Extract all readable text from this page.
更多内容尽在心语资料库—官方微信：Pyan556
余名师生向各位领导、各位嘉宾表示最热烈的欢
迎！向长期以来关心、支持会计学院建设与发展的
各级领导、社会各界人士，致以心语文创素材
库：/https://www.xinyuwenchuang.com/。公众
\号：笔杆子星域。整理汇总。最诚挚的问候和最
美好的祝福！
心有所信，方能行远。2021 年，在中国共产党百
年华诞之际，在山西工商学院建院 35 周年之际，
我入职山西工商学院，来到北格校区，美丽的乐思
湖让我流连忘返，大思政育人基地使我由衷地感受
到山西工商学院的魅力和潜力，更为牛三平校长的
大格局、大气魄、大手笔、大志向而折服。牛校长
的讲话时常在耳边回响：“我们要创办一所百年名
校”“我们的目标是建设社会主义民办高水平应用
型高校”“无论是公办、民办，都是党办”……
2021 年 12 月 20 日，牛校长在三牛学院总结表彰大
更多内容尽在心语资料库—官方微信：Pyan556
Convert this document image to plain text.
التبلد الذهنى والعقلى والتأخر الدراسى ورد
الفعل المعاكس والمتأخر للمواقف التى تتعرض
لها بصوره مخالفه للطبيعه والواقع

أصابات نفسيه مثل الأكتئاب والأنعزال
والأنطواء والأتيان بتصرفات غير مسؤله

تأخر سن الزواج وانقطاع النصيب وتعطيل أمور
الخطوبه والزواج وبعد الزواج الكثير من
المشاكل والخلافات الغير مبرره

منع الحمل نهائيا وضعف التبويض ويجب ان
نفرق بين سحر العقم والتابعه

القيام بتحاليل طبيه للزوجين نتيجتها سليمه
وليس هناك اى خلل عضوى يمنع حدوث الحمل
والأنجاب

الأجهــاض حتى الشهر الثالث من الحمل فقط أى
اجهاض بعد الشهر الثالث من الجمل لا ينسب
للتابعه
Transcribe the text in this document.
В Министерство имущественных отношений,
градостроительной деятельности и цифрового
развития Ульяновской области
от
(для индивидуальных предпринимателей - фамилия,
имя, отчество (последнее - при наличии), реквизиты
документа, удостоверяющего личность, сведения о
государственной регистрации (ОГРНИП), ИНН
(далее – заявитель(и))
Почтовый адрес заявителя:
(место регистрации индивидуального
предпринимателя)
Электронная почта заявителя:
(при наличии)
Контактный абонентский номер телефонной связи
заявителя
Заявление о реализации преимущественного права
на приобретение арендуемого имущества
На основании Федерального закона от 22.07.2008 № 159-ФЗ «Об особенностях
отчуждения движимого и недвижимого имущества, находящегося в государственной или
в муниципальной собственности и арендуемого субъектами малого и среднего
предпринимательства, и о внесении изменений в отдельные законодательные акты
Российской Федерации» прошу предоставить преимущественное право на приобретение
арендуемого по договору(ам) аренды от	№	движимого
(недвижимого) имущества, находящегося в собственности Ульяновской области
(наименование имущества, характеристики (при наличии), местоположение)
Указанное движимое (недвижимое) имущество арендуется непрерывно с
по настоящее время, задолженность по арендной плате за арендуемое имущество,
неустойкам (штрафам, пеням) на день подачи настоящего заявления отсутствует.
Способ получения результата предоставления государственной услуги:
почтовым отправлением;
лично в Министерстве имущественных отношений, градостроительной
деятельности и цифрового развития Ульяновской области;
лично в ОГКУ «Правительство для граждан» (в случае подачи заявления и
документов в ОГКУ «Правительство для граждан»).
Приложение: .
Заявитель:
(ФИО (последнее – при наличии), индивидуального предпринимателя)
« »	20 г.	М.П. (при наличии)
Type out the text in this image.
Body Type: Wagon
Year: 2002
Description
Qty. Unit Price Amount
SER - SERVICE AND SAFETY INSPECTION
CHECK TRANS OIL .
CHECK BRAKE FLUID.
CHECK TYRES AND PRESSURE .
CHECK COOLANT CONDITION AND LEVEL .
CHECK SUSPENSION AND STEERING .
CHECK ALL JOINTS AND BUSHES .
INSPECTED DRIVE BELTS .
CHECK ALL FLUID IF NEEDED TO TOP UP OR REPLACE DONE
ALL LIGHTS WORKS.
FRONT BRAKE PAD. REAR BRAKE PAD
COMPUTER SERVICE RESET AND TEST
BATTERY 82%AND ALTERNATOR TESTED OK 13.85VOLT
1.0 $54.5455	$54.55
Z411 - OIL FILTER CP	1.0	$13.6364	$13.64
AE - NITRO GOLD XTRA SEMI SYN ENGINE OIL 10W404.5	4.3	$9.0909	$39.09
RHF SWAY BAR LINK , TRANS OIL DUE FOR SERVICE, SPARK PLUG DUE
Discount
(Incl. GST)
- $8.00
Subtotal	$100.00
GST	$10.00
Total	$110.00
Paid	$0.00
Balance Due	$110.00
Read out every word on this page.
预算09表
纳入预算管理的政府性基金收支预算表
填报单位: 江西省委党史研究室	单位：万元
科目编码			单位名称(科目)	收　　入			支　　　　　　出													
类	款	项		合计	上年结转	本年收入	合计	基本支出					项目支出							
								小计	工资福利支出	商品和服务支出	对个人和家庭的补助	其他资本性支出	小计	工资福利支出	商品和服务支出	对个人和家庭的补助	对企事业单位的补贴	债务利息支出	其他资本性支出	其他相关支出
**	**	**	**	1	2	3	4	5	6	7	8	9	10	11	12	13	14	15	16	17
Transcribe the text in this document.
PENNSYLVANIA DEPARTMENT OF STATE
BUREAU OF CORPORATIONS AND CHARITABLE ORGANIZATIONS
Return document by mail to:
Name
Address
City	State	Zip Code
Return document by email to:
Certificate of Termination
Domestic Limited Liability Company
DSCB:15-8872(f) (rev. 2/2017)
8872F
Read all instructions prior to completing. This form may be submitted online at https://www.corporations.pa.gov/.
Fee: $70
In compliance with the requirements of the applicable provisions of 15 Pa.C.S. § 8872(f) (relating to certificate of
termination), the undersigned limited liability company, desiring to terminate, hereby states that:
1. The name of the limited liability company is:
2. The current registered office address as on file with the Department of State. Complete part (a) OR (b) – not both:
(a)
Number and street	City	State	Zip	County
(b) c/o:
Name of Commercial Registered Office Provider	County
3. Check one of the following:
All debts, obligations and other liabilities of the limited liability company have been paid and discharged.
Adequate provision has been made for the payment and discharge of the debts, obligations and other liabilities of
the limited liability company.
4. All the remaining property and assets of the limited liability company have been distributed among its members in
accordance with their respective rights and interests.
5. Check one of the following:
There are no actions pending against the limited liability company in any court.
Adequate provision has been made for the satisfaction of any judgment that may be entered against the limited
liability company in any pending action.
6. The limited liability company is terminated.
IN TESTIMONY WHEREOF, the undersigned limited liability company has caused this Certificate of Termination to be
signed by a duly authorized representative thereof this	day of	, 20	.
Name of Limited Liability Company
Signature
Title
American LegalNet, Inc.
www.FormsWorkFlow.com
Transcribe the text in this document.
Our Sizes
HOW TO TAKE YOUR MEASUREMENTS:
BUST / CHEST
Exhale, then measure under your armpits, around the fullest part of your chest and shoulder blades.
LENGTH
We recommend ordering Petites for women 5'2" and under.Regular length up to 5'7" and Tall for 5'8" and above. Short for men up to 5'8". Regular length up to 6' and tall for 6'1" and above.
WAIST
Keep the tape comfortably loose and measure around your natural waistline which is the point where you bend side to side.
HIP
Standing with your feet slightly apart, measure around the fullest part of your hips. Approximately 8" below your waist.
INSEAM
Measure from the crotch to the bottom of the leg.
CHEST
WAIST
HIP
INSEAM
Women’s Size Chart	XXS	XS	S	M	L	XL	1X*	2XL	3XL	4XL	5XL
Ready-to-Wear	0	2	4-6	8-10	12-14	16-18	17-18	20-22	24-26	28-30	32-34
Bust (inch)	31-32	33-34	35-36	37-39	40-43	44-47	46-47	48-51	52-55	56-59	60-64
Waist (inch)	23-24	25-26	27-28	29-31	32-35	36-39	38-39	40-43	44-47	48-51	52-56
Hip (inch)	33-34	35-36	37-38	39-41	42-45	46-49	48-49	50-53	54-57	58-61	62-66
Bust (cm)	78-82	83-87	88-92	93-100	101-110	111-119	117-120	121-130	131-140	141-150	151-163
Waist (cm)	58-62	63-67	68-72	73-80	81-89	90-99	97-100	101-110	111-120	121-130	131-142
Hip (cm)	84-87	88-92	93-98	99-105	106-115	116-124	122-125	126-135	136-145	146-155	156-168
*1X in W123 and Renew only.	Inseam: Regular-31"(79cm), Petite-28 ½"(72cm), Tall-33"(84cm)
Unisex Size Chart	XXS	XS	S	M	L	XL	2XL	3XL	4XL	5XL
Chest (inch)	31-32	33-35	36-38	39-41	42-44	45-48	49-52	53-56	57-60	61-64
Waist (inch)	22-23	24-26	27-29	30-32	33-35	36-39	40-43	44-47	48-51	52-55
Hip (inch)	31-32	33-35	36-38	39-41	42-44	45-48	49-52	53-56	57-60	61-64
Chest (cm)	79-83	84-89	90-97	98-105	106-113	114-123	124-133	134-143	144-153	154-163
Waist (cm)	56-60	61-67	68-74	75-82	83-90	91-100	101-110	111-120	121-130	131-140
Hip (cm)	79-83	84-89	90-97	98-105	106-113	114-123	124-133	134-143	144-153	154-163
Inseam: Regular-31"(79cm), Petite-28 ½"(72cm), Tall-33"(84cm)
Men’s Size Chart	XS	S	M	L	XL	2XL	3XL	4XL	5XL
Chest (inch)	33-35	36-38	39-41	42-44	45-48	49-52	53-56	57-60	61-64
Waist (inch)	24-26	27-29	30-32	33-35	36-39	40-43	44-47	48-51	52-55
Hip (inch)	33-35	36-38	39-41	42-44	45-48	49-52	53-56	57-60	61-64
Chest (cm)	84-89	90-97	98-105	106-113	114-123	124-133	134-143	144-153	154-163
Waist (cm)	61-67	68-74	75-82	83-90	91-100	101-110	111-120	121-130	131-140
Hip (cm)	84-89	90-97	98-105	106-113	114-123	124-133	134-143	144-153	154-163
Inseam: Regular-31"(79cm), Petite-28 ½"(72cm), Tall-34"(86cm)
=======
▶ _Challenge_: Which lines hold the word "арендуемого"? Copy every one of them.

▶ _Task answer_:
на приобретение арендуемого имущества
в муниципальной собственности и арендуемого субъектами малого и среднего
арендуемого по договору(ам) аренды от	№	движимого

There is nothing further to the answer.